## EXERCISE REQUIREMENTS:
Continue the FreeBSD forum thread below about long usernames and control panels, starting right after its final reply.

[begin TEXT]

What he is asking might sound strange and funny to most of us. However, when it comes to control panels sometimes it is a must.


----------



## fluca1978 (Dec 7, 2011)

gkontos said:
			
		

> What he is asking might sound strange and funny to most of us. However, when it comes to control panels sometimes it is a must.



Are you referring to some FreeBSD specific control panel or to an application based one? because the latter can use any authentication system is required, even an ad-hoc one.


----------



## gkontos (Dec 7, 2011)

fluca1978 said:
			
		

> Are you referring to some FreeBSD specific control panel or to an application based one? because the latter can use any authentication system is required, even an ad-hoc one.



No, I am referring to control panels like CPANEL, WHM, VIRTUALMIN, etc. The majority of control panels that I have seen require long usernames for setting up virtual email accounts. 

I don't like this technique for setting up email accounts. I prefer to keep all my users to a database, separated from OS accounts. That's the way I have done it but in order to make it work I had to improvise a lot !

Regards


----------



## amilojko (Dec 8, 2011)

gkontos said:
			
		

> What he is asking might sound strange and funny to most of us. However, when it comes to control panels sometimes it is a must.



Bingo! This is the meat and potatoes. Nobody today uses Unix to login via serial terminal Wyse60 or something and do email. Or is there?!
Time is money and sometimes you have to deploy quickly. CentOS can be ready to rock in 2 hours flat. No experience necessary. FreeBSD in 24-48. Trust me, inexperienced user will always win. There are a lot more of them.

Even adduser says it's 16 characters for historical reasons. Well, lets get on with it and move to the 21 century. CentOS guys and their "upstream" are galloping forward. I hate to rub this in, sorry.


----------



## funky (Dec 8, 2011)

amilojko said:
			
		

> [snip]
> Trust me, ...
> [snip]


No, I don't.

[end TEXT]
[begin PROVIDED MATERIAL]

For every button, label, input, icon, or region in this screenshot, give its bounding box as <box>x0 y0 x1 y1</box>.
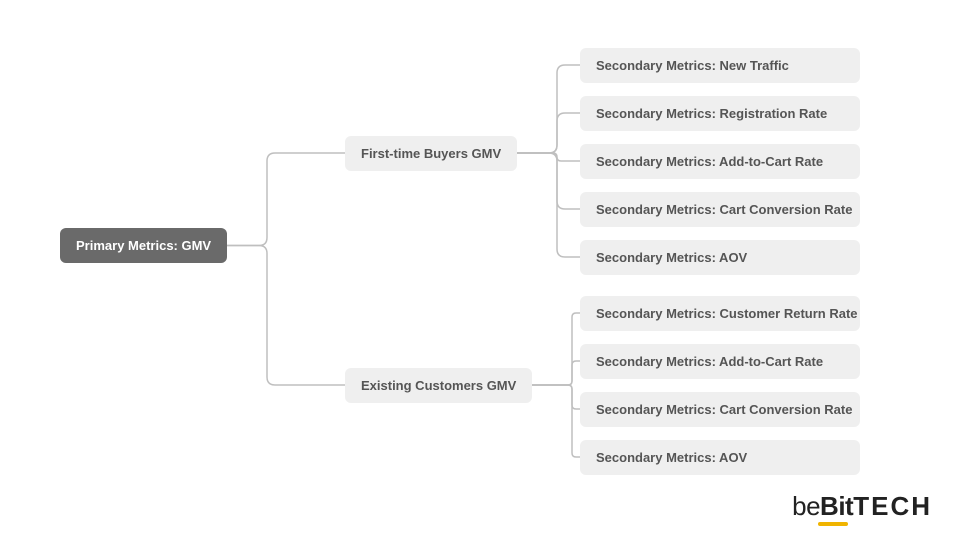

[end PROVIDED MATERIAL]

## RESULT OF THIS EXERCISE:
Additional hints about the actual problem: There is also a #define MAXLOGNAME 17 in sys/sys/param.h which defines the maximum login name length. I think this has to be altered in conjunction with the UT_NAMESIZE variable.


----------



## gkontos (Dec 9, 2011)

amilojko said:
			
		

> CentOS can be ready to rock in 2 hours flat. No experience necessary.
> FreeBSD in 24-48.
> Trust me, inexperienced user will always win. There are a lot more of them.



No experience necessary, just a few clicks and you are done. Who cares if bluetooth and a bunch of useless, sometimes dangerous, services are activated on a server by default ? 

Inexperienced users don't win. They just cost less to hire them. Sometimes they end up costing a fortune when their inexperience has caused a small disaster.   



			
				amilojko said:
			
		

> CentOS guys and their "upstream" are galloping forward.
> I hate to rub this in, sorry.



Their "upstream" is galloping but I wouldn't be so sure for the CentOS folks.


----------



## amilojko (Dec 27, 2011)

Well lookst like FreeBSD 9 will still have username limit 16


----------



## fluca1978 (Dec 28, 2011)

Is there any concrete software/service that requires usernames longer than those FreeBSD provides? I guess this could be the only requirement to convince developers to increase the length, but we need a software listing here. This is my thought.


----------



## Sebulon (Dec 28, 2011)

I set up our FBSD FreeBSD servers to authenticate towards our Active Directory using the winbind module and when some of our technicians was using their purpose-made _ad-storage-accounts_ (19 chars) to log in via ssh, they where just met by a cryptic error message. After spending some time at teh goog, this was obviously the problem we faced. The solution we applied was to shorten the login names for those accounts, but if FBSD FreeBSD were to bump the max chars up to, letÂ´s say, 32, we would never have had that problem in the first place.

Bottom line, if there arenÂ´t any real downsides to it, then why not?

/Sebulon


----------



## amilojko (Dec 29, 2011)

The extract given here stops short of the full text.